Directions
What is the number of lines containing the word "phase"? Give that number alone.

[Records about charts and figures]
——————

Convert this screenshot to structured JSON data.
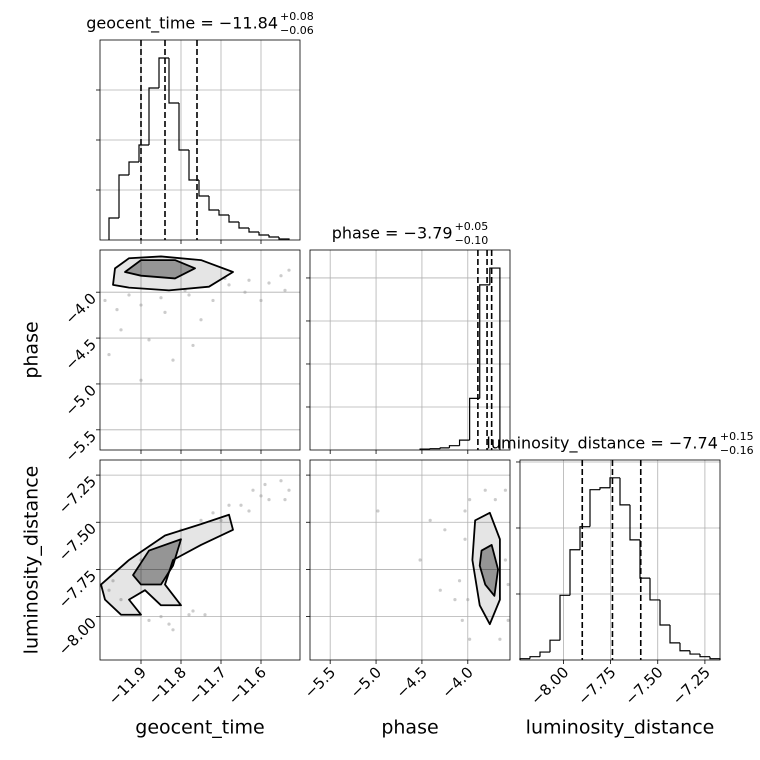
{
  "chart_data": [
    {
      "type": "histogram",
      "title": "geocent_time = −11.84",
      "title_sup": "+0.08",
      "title_sub": "−0.06",
      "bins": [
        -11.98,
        -11.955,
        -11.93,
        -11.905,
        -11.88,
        -11.855,
        -11.83,
        -11.805,
        -11.78,
        -11.755,
        -11.73,
        -11.705,
        -11.68,
        -11.655,
        -11.63,
        -11.605,
        -11.58,
        -11.555,
        -11.53
      ],
      "values": [
        0.44,
        1.3,
        1.56,
        1.9,
        3.04,
        3.64,
        2.74,
        1.8,
        1.2,
        0.88,
        0.6,
        0.5,
        0.36,
        0.24,
        0.16,
        0.1,
        0.06,
        0.02
      ],
      "quantiles": [
        -11.9,
        -11.84,
        -11.76
      ],
      "xlim": [
        -12.0025,
        -11.5025
      ],
      "xticks": [
        -11.9,
        -11.8,
        -11.7,
        -11.6
      ],
      "ylim": [
        0,
        4
      ],
      "yticks": [
        1,
        2,
        3
      ],
      "grid": true,
      "color": "#000000"
    },
    {
      "type": "scatter",
      "ylabel": "phase",
      "x": [
        -11.99,
        -11.96,
        -11.9,
        -11.85,
        -11.78,
        -11.68,
        -11.63,
        -11.58,
        -11.54,
        -11.88,
        -11.95,
        -11.75,
        -11.82,
        -11.9,
        -11.6,
        -11.64,
        -11.72,
        -11.98,
        -11.79,
        -11.69,
        -11.53,
        -11.55,
        -11.84,
        -11.77,
        -11.93
      ],
      "y": [
        -4.09,
        -4.19,
        -4.14,
        -4.06,
        -4.03,
        -3.92,
        -3.87,
        -3.9,
        -3.98,
        -4.52,
        -4.41,
        -4.3,
        -4.74,
        -4.96,
        -4.09,
        -4.0,
        -4.09,
        -4.68,
        -3.98,
        -3.85,
        -3.76,
        -3.82,
        -4.22,
        -4.58,
        -4.03
      ],
      "contours": [
        {
          "x": [
            -11.97,
            -11.965,
            -11.93,
            -11.85,
            -11.75,
            -11.67,
            -11.73,
            -11.83,
            -11.93,
            -11.97
          ],
          "y": [
            -3.92,
            -3.74,
            -3.63,
            -3.61,
            -3.65,
            -3.78,
            -3.94,
            -3.98,
            -3.95,
            -3.92
          ]
        },
        {
          "x": [
            -11.94,
            -11.9,
            -11.815,
            -11.765,
            -11.815,
            -11.9,
            -11.94
          ],
          "y": [
            -3.78,
            -3.65,
            -3.65,
            -3.74,
            -3.85,
            -3.82,
            -3.78
          ]
        }
      ],
      "xlim": [
        -12.0025,
        -11.5025
      ],
      "xticks": [
        -11.9,
        -11.8,
        -11.7,
        -11.6
      ],
      "ylim": [
        -5.72,
        -3.54
      ],
      "yticks": [
        {
          "value": -5.5,
          "label": "−5.5"
        },
        {
          "value": -5.0,
          "label": "−5.0"
        },
        {
          "value": -4.5,
          "label": "−4.5"
        },
        {
          "value": -4.0,
          "label": "−4.0"
        }
      ],
      "grid": true,
      "color": "#999999"
    },
    {
      "type": "histogram",
      "title": "phase = −3.79",
      "title_sup": "+0.05",
      "title_sub": "−0.10",
      "bins": [
        -4.52,
        -4.41,
        -4.3,
        -4.2,
        -4.09,
        -3.98,
        -3.87,
        -3.76,
        -3.65
      ],
      "values": [
        0.02,
        0.03,
        0.05,
        0.1,
        0.23,
        1.2,
        3.84,
        4.23
      ],
      "quantiles": [
        -3.89,
        -3.79,
        -3.74
      ],
      "xlim": [
        -5.72,
        -3.54
      ],
      "xticks": [
        -5.5,
        -5.0,
        -4.5,
        -4.0
      ],
      "ylim": [
        0,
        4.65
      ],
      "yticks": [
        1,
        2,
        3,
        4
      ],
      "grid": true,
      "color": "#000000"
    },
    {
      "type": "scatter",
      "xlabel": "geocent_time",
      "ylabel": "luminosity_distance",
      "x": [
        -11.65,
        -11.6,
        -11.55,
        -11.53,
        -11.63,
        -11.7,
        -11.58,
        -11.75,
        -11.8,
        -11.97,
        -11.78,
        -11.83,
        -11.88,
        -11.82,
        -11.74,
        -11.95,
        -11.98,
        -11.62,
        -11.68,
        -11.9,
        -11.54,
        -11.77,
        -11.85,
        -11.72,
        -11.59
      ],
      "y": [
        -7.41,
        -7.36,
        -7.28,
        -7.33,
        -7.44,
        -7.49,
        -7.38,
        -7.49,
        -7.54,
        -7.81,
        -7.99,
        -8.04,
        -8.02,
        -8.07,
        -7.99,
        -7.91,
        -7.86,
        -7.33,
        -7.41,
        -7.7,
        -7.38,
        -7.97,
        -8.0,
        -7.45,
        -7.3
      ],
      "contours": [
        {
          "x": [
            -12.0,
            -11.93,
            -11.84,
            -11.75,
            -11.68,
            -11.67,
            -11.75,
            -11.82,
            -11.84,
            -11.8,
            -11.85,
            -11.89,
            -11.93,
            -11.9,
            -11.95,
            -11.99,
            -12.0
          ],
          "y": [
            -7.83,
            -7.7,
            -7.57,
            -7.51,
            -7.46,
            -7.54,
            -7.62,
            -7.7,
            -7.83,
            -7.94,
            -7.94,
            -7.86,
            -7.91,
            -7.99,
            -7.99,
            -7.91,
            -7.83
          ]
        },
        {
          "x": [
            -11.92,
            -11.88,
            -11.8,
            -11.82,
            -11.85,
            -11.9,
            -11.92
          ],
          "y": [
            -7.78,
            -7.65,
            -7.59,
            -7.73,
            -7.83,
            -7.83,
            -7.78
          ]
        }
      ],
      "xlim": [
        -12.0025,
        -11.5025
      ],
      "xticks": [
        {
          "value": -11.9,
          "label": "−11.9"
        },
        {
          "value": -11.8,
          "label": "−11.8"
        },
        {
          "value": -11.7,
          "label": "−11.7"
        },
        {
          "value": -11.6,
          "label": "−11.6"
        }
      ],
      "ylim": [
        -8.23,
        -7.17
      ],
      "yticks": [
        {
          "value": -8.0,
          "label": "−8.00"
        },
        {
          "value": -7.75,
          "label": "−7.75"
        },
        {
          "value": -7.5,
          "label": "−7.50"
        },
        {
          "value": -7.25,
          "label": "−7.25"
        }
      ],
      "grid": true,
      "color": "#999999"
    },
    {
      "type": "scatter",
      "xlabel": "phase",
      "x": [
        -3.98,
        -4.03,
        -4.0,
        -3.59,
        -3.56,
        -4.09,
        -4.98,
        -4.52,
        -4.25,
        -4.06,
        -3.65,
        -3.81,
        -4.14,
        -3.59,
        -3.98,
        -4.3,
        -4.41,
        -3.7,
        -4.03,
        -3.56
      ],
      "y": [
        -7.38,
        -7.59,
        -7.91,
        -7.33,
        -8.02,
        -7.81,
        -7.44,
        -7.7,
        -7.54,
        -8.02,
        -8.12,
        -7.33,
        -7.91,
        -7.7,
        -8.12,
        -7.86,
        -7.49,
        -7.38,
        -7.44,
        -7.83
      ],
      "contours": [
        {
          "x": [
            -3.92,
            -3.76,
            -3.65,
            -3.65,
            -3.76,
            -3.87,
            -3.95,
            -3.92
          ],
          "y": [
            -7.49,
            -7.45,
            -7.59,
            -7.91,
            -8.04,
            -7.94,
            -7.7,
            -7.49
          ]
        },
        {
          "x": [
            -3.85,
            -3.74,
            -3.67,
            -3.71,
            -3.81,
            -3.87,
            -3.85
          ],
          "y": [
            -7.65,
            -7.62,
            -7.75,
            -7.89,
            -7.83,
            -7.73,
            -7.65
          ]
        }
      ],
      "xlim": [
        -5.72,
        -3.54
      ],
      "xticks": [
        {
          "value": -5.5,
          "label": "−5.5"
        },
        {
          "value": -5.0,
          "label": "−5.0"
        },
        {
          "value": -4.5,
          "label": "−4.5"
        },
        {
          "value": -4.0,
          "label": "−4.0"
        }
      ],
      "ylim": [
        -8.23,
        -7.17
      ],
      "yticks": [
        -8.0,
        -7.75,
        -7.5,
        -7.25
      ],
      "grid": true,
      "color": "#999999"
    },
    {
      "type": "histogram",
      "title": "luminosity_distance = −7.74",
      "title_sup": "+0.15",
      "title_sub": "−0.16",
      "xlabel": "luminosity_distance",
      "bins": [
        -8.23,
        -8.177,
        -8.124,
        -8.071,
        -8.018,
        -7.965,
        -7.912,
        -7.859,
        -7.806,
        -7.753,
        -7.7,
        -7.647,
        -7.594,
        -7.541,
        -7.488,
        -7.435,
        -7.382,
        -7.329,
        -7.276,
        -7.223,
        -7.17
      ],
      "values": [
        0.02,
        0.05,
        0.12,
        0.3,
        0.98,
        1.67,
        2.02,
        2.58,
        2.61,
        2.76,
        2.35,
        1.82,
        1.24,
        0.91,
        0.53,
        0.26,
        0.14,
        0.09,
        0.05,
        0.02
      ],
      "quantiles": [
        -7.9,
        -7.74,
        -7.59
      ],
      "xlim": [
        -8.23,
        -7.17
      ],
      "xticks": [
        {
          "value": -8.0,
          "label": "−8.00"
        },
        {
          "value": -7.75,
          "label": "−7.75"
        },
        {
          "value": -7.5,
          "label": "−7.50"
        },
        {
          "value": -7.25,
          "label": "−7.25"
        }
      ],
      "ylim": [
        0,
        3.03
      ],
      "yticks": [
        1,
        2,
        3
      ],
      "grid": true,
      "color": "#000000"
    }
  ]
}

——————

Output
3